What is required: Go through the data below. Pull out every line that has the word "przypadku".

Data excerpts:
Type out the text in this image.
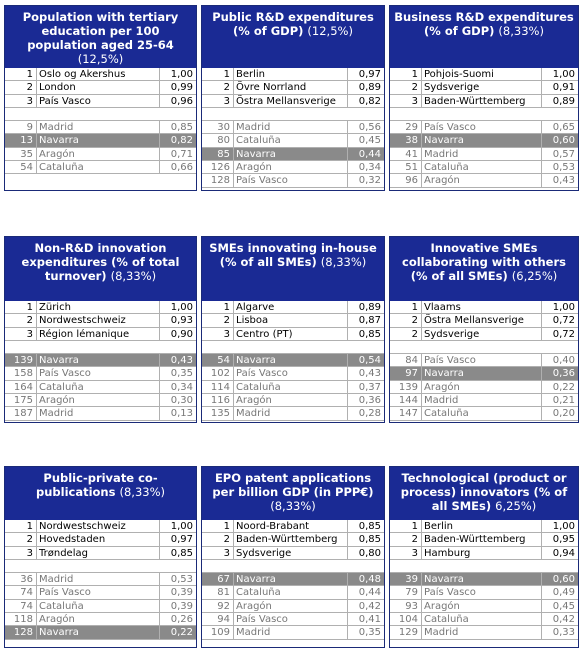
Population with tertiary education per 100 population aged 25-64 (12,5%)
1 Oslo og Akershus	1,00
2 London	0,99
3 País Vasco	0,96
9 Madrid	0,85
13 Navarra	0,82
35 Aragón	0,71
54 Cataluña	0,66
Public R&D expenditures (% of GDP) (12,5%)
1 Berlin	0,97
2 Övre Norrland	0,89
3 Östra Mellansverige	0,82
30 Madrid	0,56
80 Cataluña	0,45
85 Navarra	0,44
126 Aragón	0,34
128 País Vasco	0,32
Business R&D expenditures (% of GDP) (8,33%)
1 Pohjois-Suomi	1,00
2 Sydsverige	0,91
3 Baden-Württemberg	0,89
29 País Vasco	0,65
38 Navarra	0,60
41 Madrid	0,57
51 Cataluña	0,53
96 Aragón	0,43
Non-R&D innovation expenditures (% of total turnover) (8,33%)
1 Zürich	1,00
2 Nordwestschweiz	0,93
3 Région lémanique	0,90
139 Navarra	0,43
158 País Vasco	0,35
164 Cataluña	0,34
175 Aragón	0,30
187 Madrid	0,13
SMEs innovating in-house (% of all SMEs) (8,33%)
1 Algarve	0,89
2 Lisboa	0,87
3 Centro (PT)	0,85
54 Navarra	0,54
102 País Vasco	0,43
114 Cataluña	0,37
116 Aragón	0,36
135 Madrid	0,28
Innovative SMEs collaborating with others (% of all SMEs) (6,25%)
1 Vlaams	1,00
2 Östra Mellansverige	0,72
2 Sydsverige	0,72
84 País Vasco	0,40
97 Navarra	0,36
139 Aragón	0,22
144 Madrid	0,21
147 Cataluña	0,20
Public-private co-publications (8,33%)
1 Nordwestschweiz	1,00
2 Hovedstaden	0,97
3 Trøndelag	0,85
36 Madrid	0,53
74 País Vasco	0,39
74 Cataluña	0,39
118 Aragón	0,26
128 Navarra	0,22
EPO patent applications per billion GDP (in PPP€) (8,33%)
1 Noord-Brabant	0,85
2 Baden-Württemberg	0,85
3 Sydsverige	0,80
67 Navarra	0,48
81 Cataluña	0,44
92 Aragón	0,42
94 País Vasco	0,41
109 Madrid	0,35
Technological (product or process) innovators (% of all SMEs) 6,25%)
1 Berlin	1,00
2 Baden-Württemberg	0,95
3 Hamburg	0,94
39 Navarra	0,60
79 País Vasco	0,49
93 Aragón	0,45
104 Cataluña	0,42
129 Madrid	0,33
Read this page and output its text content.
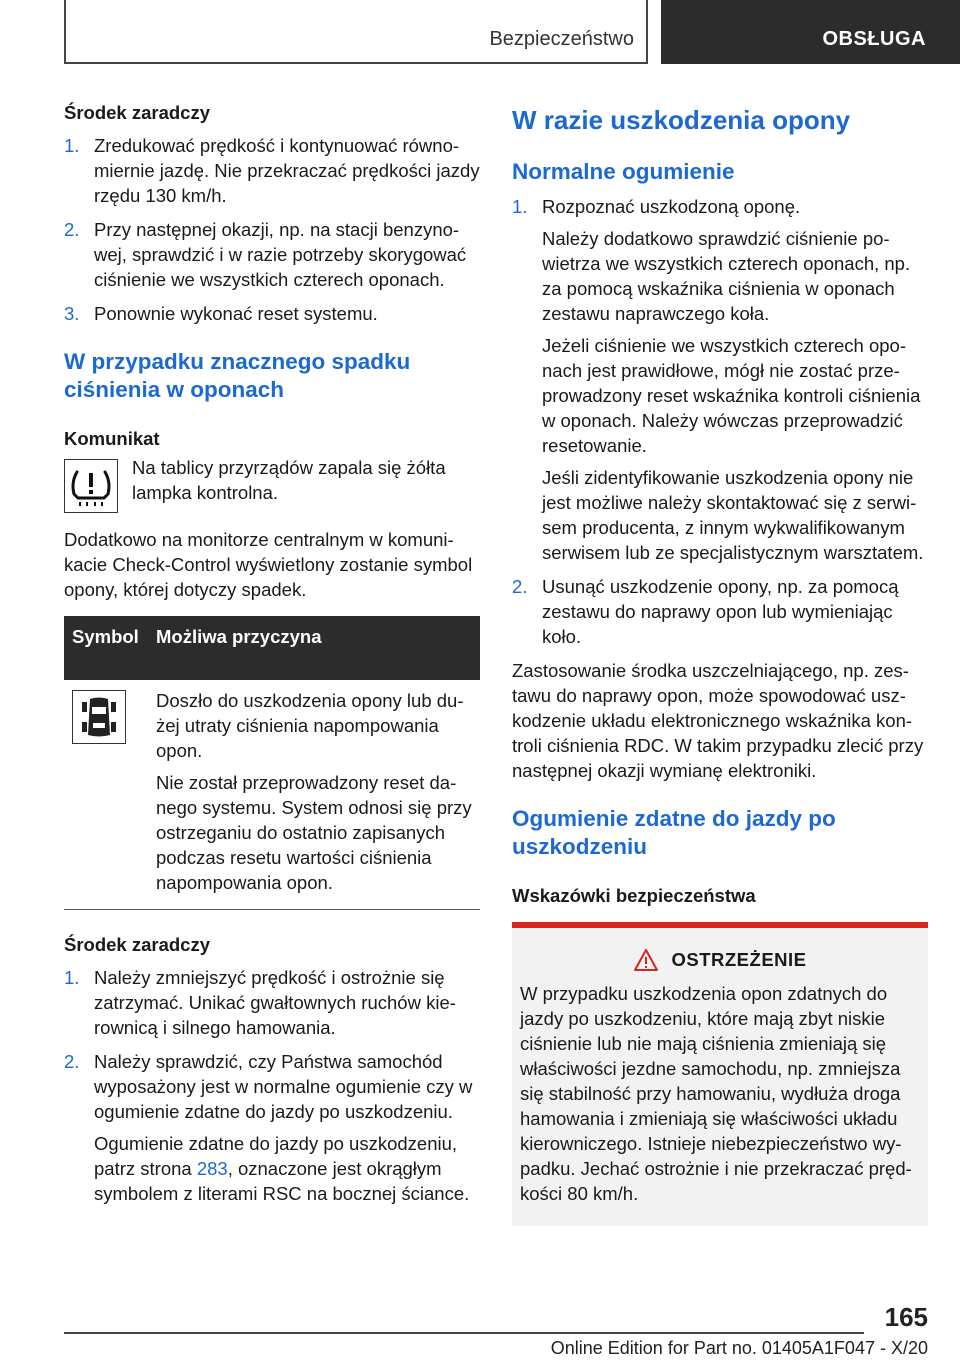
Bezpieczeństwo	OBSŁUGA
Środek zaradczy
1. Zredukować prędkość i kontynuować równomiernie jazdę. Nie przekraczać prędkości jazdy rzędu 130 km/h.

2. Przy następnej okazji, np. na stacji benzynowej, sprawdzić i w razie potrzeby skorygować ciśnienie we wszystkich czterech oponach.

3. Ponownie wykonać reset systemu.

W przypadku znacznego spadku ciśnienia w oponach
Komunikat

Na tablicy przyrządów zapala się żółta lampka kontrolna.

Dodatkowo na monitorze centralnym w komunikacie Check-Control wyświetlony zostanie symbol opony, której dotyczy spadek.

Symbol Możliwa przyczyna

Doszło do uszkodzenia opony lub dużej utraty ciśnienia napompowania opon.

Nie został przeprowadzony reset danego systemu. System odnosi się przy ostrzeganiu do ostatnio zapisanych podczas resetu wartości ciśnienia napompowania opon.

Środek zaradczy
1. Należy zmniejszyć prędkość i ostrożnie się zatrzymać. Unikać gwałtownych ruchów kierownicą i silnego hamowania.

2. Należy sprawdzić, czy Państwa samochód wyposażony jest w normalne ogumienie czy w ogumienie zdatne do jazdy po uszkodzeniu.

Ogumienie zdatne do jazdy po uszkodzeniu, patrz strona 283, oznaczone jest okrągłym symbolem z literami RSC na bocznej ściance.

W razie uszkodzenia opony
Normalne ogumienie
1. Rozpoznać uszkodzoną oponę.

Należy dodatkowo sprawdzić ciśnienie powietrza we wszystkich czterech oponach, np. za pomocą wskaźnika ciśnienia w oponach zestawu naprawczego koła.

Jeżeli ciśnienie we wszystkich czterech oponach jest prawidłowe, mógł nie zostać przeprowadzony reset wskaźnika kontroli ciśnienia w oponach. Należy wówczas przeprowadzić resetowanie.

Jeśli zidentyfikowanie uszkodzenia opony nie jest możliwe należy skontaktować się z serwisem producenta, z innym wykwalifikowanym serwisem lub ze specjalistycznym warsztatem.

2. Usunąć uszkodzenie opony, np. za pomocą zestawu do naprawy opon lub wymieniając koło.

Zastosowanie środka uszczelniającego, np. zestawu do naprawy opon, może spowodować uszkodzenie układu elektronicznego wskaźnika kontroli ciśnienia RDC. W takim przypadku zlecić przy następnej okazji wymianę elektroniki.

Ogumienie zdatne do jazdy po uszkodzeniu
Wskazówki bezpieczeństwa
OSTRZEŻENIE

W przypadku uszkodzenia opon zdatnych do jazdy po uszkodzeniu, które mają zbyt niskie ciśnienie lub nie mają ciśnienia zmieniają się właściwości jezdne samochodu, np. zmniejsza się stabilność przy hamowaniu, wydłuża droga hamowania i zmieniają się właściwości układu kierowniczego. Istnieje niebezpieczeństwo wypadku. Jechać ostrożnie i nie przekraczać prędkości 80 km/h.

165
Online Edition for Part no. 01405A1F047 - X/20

==

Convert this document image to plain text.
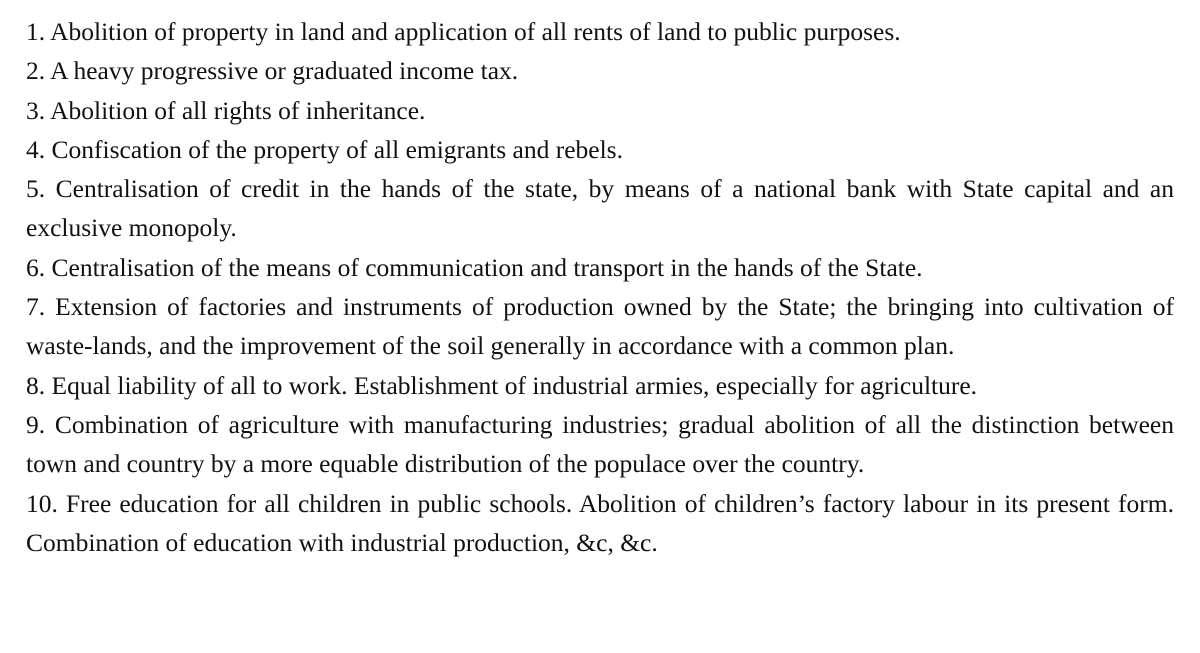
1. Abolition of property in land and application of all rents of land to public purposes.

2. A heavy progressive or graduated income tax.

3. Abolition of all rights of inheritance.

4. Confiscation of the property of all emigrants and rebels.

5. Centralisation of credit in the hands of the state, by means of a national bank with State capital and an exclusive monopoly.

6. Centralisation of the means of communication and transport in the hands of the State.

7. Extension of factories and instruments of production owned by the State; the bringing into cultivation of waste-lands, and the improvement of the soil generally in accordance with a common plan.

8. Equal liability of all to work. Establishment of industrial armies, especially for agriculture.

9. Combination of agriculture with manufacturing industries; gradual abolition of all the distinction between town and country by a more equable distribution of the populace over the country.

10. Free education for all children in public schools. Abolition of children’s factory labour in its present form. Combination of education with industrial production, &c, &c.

...

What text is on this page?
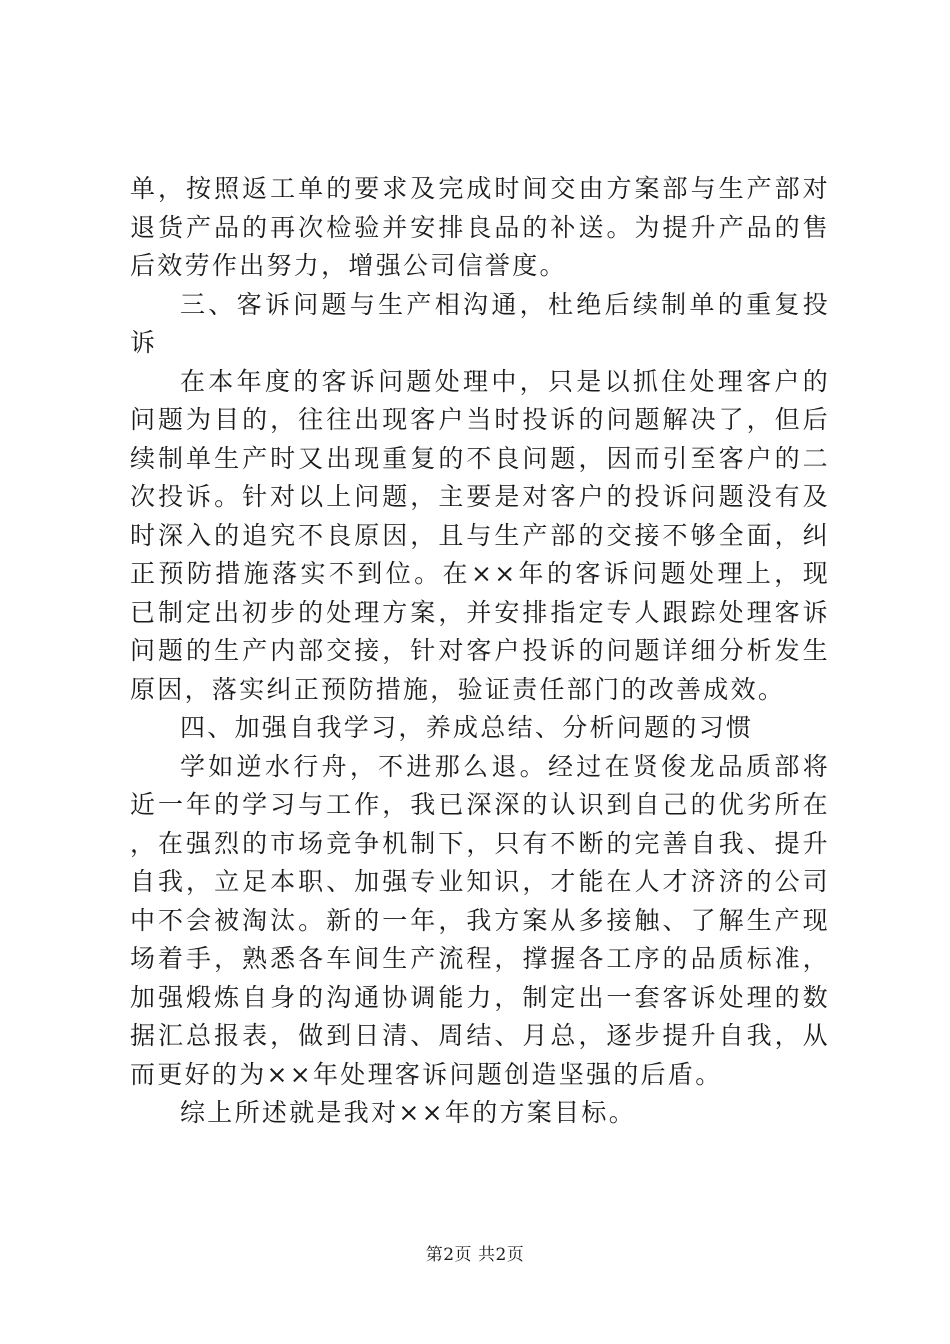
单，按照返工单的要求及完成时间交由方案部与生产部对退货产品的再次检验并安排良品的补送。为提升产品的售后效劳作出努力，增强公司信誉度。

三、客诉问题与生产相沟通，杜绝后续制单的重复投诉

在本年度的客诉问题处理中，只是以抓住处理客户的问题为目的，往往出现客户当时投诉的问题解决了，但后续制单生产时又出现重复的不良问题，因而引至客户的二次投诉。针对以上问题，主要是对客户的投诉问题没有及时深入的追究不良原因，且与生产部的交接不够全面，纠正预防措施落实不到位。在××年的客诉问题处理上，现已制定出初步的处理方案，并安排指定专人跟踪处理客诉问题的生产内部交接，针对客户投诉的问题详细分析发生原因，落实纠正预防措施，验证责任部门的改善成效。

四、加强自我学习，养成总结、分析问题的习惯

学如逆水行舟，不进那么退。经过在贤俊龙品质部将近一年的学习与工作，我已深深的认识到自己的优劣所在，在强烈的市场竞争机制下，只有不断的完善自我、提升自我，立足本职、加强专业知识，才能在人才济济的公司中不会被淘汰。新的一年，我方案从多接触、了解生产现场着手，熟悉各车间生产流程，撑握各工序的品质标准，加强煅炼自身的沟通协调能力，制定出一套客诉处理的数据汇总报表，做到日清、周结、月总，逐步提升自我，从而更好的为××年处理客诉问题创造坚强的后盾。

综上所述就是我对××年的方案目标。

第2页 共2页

In response:
W przypadku znacznego spadku ciśnienia w oponach
Zastosowanie środka uszczelniającego, np. zestawu do naprawy opon, może spowodować uszkodzenie układu elektronicznego wskaźnika kontroli ciśnienia RDC. W takim przypadku zlecić przy następnej okazji wymianę elektroniki.
W przypadku uszkodzenia opon zdatnych do jazdy po uszkodzeniu, które mają zbyt niskie ciśnienie lub nie mają ciśnienia zmieniają się właściwości jezdne samochodu, np. zmniejsza się stabilność przy hamowaniu, wydłuża droga hamowania i zmieniają się właściwości układu kierowniczego. Istnieje niebezpieczeństwo wypadku. Jechać ostrożnie i nie przekraczać prędkości 80 km/h.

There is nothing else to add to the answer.